■ **Exercise objective**
From the entries that follow, gather each line holding the word "décret".

■ **Stored data**
--------
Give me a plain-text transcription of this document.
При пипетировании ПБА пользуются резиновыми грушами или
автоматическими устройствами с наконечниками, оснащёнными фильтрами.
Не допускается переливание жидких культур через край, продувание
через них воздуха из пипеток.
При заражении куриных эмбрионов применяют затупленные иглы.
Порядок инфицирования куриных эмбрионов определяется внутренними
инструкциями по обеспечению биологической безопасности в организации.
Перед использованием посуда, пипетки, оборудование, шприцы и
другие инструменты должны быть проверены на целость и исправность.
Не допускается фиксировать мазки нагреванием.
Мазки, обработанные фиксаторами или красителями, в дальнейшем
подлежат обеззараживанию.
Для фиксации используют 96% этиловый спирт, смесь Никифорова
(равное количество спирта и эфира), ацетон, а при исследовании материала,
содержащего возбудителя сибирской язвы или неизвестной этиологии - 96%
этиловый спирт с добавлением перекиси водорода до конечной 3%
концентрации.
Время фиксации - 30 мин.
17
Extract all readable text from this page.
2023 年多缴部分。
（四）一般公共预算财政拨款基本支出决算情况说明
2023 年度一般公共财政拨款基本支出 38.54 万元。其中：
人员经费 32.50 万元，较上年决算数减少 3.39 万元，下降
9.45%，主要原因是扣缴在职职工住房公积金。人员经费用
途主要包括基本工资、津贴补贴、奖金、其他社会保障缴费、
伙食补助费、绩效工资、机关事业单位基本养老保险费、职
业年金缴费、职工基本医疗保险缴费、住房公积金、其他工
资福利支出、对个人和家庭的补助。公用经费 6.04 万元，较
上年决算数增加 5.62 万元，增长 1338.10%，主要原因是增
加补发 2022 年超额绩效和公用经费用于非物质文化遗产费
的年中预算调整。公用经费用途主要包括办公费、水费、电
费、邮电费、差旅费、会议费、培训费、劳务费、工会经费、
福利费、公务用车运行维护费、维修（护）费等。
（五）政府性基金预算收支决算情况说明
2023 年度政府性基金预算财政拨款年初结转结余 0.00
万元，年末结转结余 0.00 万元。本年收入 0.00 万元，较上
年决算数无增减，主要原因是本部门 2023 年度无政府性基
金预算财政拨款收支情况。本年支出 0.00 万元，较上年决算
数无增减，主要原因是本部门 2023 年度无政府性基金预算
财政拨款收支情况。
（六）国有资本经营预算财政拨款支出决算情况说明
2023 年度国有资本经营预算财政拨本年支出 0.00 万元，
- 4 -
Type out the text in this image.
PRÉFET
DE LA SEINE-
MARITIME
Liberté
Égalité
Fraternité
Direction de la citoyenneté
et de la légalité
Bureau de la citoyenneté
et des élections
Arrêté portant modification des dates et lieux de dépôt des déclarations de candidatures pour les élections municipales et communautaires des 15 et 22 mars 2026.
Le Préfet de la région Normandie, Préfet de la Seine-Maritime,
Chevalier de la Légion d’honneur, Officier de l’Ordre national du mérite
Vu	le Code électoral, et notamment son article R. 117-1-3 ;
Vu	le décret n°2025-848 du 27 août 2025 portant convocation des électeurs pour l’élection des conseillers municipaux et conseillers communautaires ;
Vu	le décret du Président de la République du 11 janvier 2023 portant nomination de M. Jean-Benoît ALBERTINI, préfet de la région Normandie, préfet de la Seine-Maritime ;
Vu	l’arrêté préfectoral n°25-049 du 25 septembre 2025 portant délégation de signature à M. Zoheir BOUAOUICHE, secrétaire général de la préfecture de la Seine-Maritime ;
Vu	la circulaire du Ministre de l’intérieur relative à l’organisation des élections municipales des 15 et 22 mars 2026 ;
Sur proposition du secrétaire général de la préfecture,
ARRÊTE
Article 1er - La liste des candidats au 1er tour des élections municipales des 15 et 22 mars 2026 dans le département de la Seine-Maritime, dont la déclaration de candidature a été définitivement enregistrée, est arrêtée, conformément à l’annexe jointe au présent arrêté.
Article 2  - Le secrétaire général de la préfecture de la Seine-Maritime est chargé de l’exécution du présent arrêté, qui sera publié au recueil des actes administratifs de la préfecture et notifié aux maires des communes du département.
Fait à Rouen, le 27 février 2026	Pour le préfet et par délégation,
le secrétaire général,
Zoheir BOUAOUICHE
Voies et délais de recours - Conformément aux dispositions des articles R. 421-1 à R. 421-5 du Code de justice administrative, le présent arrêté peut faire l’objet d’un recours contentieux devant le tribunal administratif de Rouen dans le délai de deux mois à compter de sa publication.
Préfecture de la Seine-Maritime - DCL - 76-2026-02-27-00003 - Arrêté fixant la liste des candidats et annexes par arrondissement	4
--------
■ **Solution to this problem**
Vu	le décret n°2025-848 du 27 août 2025 portant convocation des électeurs pour l’élection des conseillers municipaux et conseillers communautaires ;
Vu	le décret du Président de la République du 11 janvier 2023 portant nomination de M. Jean-Benoît ALBERTINI, préfet de la région Normandie, préfet de la Seine-Maritime ;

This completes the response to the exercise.